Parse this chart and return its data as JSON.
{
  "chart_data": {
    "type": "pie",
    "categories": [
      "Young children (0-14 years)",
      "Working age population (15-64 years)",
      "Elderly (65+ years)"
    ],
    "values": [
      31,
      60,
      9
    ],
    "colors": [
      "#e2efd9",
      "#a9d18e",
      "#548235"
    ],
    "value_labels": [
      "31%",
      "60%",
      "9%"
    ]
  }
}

----------

### EXERCISE:
Reproduce the full listing word for word.

### EXERCISE ANSWER:
Parse this chart and return its data as JSON.
{
  "chart_data": {
    "type": "pie",
    "categories": [
      "Young children (0-14 years)",
      "Working age population (15-64 years)",
      "Elderly (65+ years)"
    ],
    "values": [
      31,
      60,
      9
    ],
    "colors": [
      "#e2efd9",
      "#a9d18e",
      "#548235"
    ],
    "value_labels": [
      "31%",
      "60%",
      "9%"
    ]
  }
}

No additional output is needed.